> Extract to read
==================================================

# Heatwave 2009 at Swords Dublin this Sunday



## BillyT (Jun 22, 2008)

Theres a show on in Swords in Dublin this Sunday anybody from here going i think i will take a run down myself


----------



## Feens (Sep 18, 2007)

BillyT said:


> Theres a show on in Swords in Dublin this Sunday anybody from here going i think i will take a run down myself


I Was ment to have my car on a stand for BMW-Driver but it fell thru for some reason i mite be there to spectate:thumb:


----------



## DesH (Nov 17, 2008)

Ill be there, will have the gtir on a stand once i get it going:lol: 

It wont be as clean as id like it to be but over the next few days ill be giving it my all to try bring the paint back to somewhat respectable


----------



## BillyT (Jun 22, 2008)

i was thinking about filling my boot with stuff if theres anyone needing any thing


----------



## DUBLIN HITMAN (Feb 13, 2009)

nice one billy 
talk to you sunday m8


----------



## John G (Aug 16, 2007)

Had I have known you were coming down south I'd have arranged to meet you Billy. Hope you had a good day at the show, but I heard it wasn't great.


----------



## BillyT (Jun 22, 2008)

It was very poor all the good looking galmour girls must have been busy that weekend
John it's only £9 for delivery now upto 20kg that's cheap as chips


----------



## dermot500 (Nov 25, 2008)

*message for dublin hitman*

Morning Dublin Hitman, dermot is my name, dermot500 on dw.
Just told yesterday company i work for is closing down, would it be possible to leave your e mail address so i can chat to you as a while ago you thought about starting up your own business in detailing, just to pick your brain
My e mail address is [email protected].
THANKS


----------

==================================================

> Instructions to follow
Decide whether each statement below agrees with the forum thread above about the show in Swords. Answer yes or no for each one, and quote the words from the thread that decide it.
1. Feens had a car on a stand for BMW-Driver at the show.
2. DesH intended to put the gtir on a stand.
3. BillyT judged the show to be very poor.

> Data excerpts
==================================================

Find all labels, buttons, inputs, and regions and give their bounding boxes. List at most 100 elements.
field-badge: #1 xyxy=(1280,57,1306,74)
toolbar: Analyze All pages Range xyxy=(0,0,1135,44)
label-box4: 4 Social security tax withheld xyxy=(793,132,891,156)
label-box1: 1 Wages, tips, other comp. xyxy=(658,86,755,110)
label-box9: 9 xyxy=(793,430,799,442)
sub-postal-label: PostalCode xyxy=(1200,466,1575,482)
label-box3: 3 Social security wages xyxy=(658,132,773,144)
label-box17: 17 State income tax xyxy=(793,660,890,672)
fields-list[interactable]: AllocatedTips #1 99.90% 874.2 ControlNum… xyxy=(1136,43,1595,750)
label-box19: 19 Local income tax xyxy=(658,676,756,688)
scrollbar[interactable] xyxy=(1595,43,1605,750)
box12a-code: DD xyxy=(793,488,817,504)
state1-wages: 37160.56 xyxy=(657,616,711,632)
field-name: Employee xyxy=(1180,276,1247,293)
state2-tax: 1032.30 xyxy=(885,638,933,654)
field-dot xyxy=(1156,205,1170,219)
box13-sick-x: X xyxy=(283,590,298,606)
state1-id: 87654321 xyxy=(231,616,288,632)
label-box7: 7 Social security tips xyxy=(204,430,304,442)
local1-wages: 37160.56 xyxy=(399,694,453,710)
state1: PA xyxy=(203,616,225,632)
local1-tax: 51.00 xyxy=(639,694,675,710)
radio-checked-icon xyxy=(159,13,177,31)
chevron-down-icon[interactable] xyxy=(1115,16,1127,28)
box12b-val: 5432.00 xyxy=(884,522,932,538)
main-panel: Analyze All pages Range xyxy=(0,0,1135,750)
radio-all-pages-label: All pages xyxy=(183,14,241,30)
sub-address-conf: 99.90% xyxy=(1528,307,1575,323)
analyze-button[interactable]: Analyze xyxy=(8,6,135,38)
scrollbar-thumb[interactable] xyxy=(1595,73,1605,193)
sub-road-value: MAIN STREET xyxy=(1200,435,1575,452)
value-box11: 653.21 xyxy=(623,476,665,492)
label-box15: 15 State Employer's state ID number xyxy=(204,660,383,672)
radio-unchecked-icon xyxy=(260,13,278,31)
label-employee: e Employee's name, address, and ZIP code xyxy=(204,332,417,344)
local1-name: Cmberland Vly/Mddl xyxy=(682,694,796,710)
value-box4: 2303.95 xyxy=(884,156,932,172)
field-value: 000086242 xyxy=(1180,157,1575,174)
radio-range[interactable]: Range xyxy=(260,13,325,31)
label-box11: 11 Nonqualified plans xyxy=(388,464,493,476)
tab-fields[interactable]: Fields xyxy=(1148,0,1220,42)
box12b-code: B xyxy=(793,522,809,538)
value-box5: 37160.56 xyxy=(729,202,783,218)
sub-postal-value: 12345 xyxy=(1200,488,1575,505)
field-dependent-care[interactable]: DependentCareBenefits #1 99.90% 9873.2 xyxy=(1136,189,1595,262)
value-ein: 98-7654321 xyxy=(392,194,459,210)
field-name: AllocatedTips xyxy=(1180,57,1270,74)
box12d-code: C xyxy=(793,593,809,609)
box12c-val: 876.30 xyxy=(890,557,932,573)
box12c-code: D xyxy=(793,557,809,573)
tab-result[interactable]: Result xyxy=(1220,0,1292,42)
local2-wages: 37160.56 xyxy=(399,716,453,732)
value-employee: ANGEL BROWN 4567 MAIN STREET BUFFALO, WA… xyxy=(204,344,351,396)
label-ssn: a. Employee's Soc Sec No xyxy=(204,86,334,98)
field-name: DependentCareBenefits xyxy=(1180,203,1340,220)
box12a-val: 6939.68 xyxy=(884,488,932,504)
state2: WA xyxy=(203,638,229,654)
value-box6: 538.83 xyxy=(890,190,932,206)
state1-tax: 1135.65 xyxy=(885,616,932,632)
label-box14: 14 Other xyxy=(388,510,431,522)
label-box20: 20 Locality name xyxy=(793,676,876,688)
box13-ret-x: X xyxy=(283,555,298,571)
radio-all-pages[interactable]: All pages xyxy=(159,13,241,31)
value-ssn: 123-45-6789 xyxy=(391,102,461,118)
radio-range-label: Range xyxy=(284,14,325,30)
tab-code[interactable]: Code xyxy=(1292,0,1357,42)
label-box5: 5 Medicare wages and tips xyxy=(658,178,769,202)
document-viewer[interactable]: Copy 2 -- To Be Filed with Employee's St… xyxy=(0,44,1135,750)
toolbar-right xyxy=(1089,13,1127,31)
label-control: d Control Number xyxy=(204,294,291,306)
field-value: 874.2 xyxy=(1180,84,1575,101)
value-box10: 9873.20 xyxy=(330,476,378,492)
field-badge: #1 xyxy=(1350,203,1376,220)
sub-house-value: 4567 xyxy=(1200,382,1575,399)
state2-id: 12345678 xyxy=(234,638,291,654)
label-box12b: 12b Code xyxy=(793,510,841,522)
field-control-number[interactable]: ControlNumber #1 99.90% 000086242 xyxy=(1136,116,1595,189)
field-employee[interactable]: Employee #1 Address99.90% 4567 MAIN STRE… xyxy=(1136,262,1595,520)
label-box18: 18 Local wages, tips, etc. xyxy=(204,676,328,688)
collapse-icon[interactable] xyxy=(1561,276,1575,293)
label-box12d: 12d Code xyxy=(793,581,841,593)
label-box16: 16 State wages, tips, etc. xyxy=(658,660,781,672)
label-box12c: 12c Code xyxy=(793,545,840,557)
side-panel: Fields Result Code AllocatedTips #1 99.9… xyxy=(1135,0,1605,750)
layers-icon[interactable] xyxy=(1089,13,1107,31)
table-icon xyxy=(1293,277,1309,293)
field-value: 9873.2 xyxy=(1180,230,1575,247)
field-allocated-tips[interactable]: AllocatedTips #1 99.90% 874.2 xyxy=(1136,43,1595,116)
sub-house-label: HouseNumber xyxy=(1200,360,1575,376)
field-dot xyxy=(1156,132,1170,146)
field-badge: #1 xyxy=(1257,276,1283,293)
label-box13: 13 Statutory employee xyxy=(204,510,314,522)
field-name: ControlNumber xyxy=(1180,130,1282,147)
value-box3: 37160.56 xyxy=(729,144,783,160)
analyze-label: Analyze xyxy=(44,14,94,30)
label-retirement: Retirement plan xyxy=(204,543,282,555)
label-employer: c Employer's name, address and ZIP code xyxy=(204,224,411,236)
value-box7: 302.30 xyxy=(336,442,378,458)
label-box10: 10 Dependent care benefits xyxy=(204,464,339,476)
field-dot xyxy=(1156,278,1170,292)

==================================================

> Written solution
1. No: "I Was ment to have my car on a stand for BMW-Driver but it fell thru for some reason"
2. Yes: "will have the gtir on a stand once i get it going"
3. Yes: "It was very poor"